(Extracts from a graphics dataset)
· · · ·

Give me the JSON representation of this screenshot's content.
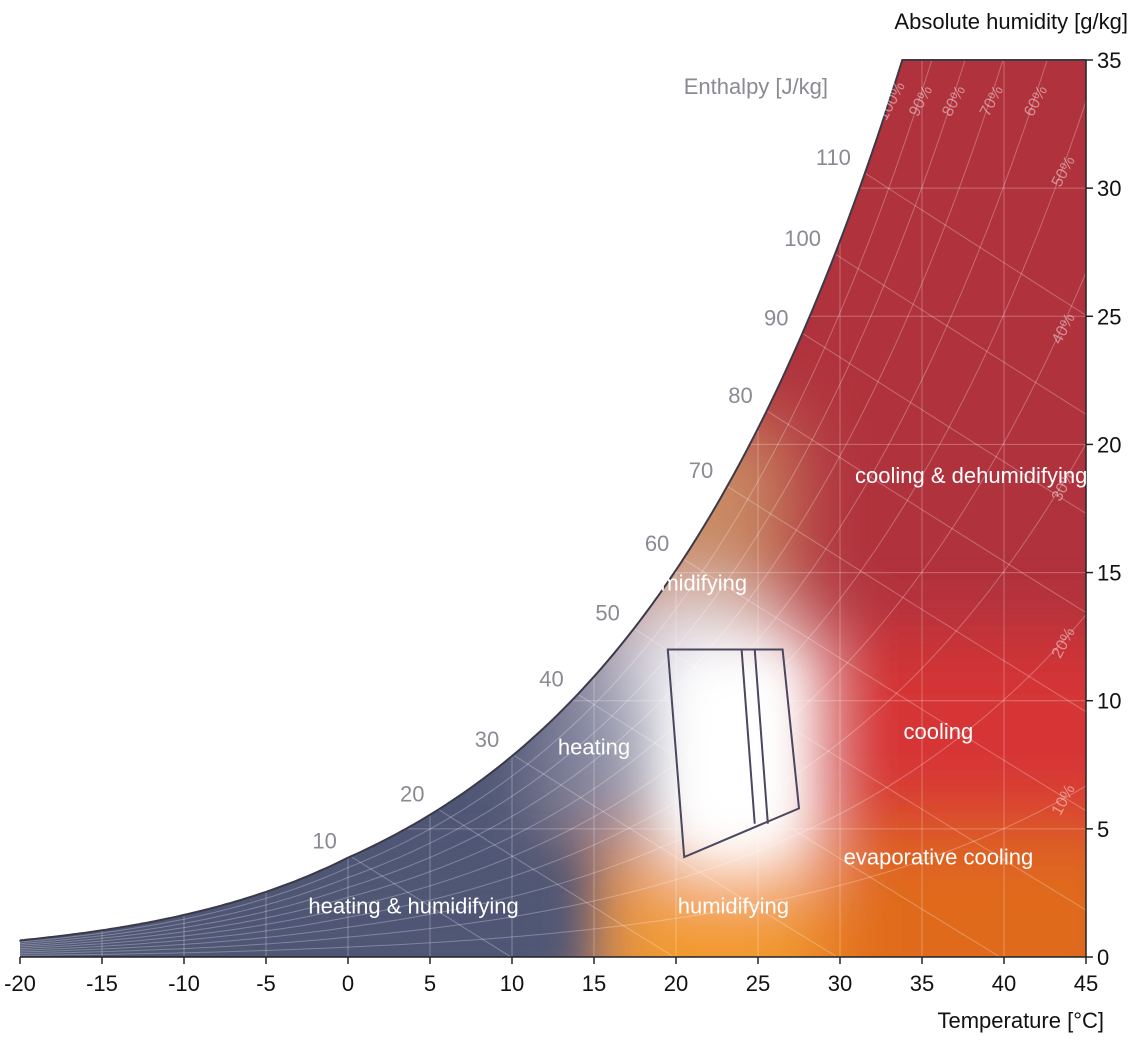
{
  "chart_data": {
    "type": "psychrometric",
    "xlabel": "Temperature [°C]",
    "ylabel": "Absolute humidity [g/kg]",
    "enthalpy_label": "Enthalpy [J/kg]",
    "xlim": [
      -20,
      45
    ],
    "ylim": [
      0,
      35
    ],
    "x_ticks": [
      "-20",
      "-15",
      "-10",
      "-5",
      "0",
      "5",
      "10",
      "15",
      "20",
      "25",
      "30",
      "35",
      "40",
      "45"
    ],
    "y_ticks": [
      "0",
      "5",
      "10",
      "15",
      "20",
      "25",
      "30",
      "35"
    ],
    "enthalpy_ticks": [
      "10",
      "20",
      "30",
      "40",
      "50",
      "60",
      "70",
      "80",
      "90",
      "100",
      "110"
    ],
    "relative_humidity_labels": [
      "10%",
      "20%",
      "30%",
      "40%",
      "50%",
      "60%",
      "70%",
      "80%",
      "90%",
      "100%"
    ],
    "regions": [
      {
        "name": "heating & humidifying",
        "color": "#4f5675"
      },
      {
        "name": "heating",
        "color": "#8a8ba4"
      },
      {
        "name": "humidifying",
        "color": "#f29a2e"
      },
      {
        "name": "evaporative cooling",
        "color": "#e06b1c"
      },
      {
        "name": "cooling",
        "color": "#d73535"
      },
      {
        "name": "dehumidifying",
        "color": "#c98a63"
      },
      {
        "name": "cooling & dehumidifying",
        "color": "#b0323d"
      }
    ],
    "comfort_zone": {
      "outline": [
        [
          19.5,
          12
        ],
        [
          26.5,
          12
        ],
        [
          27.5,
          5.8
        ],
        [
          20.5,
          3.9
        ]
      ],
      "inner_lines": [
        [
          [
            24,
            12
          ],
          [
            24.8,
            5.2
          ]
        ],
        [
          [
            24.8,
            12
          ],
          [
            25.6,
            5.2
          ]
        ]
      ]
    },
    "grid": true
  }
}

· · · ·

**PROMPT:** Extract every line of the records above that contains the word "heating".

**EXERCISE SOLUTION:**
        "name": "heating & humidifying",
        "name": "heating",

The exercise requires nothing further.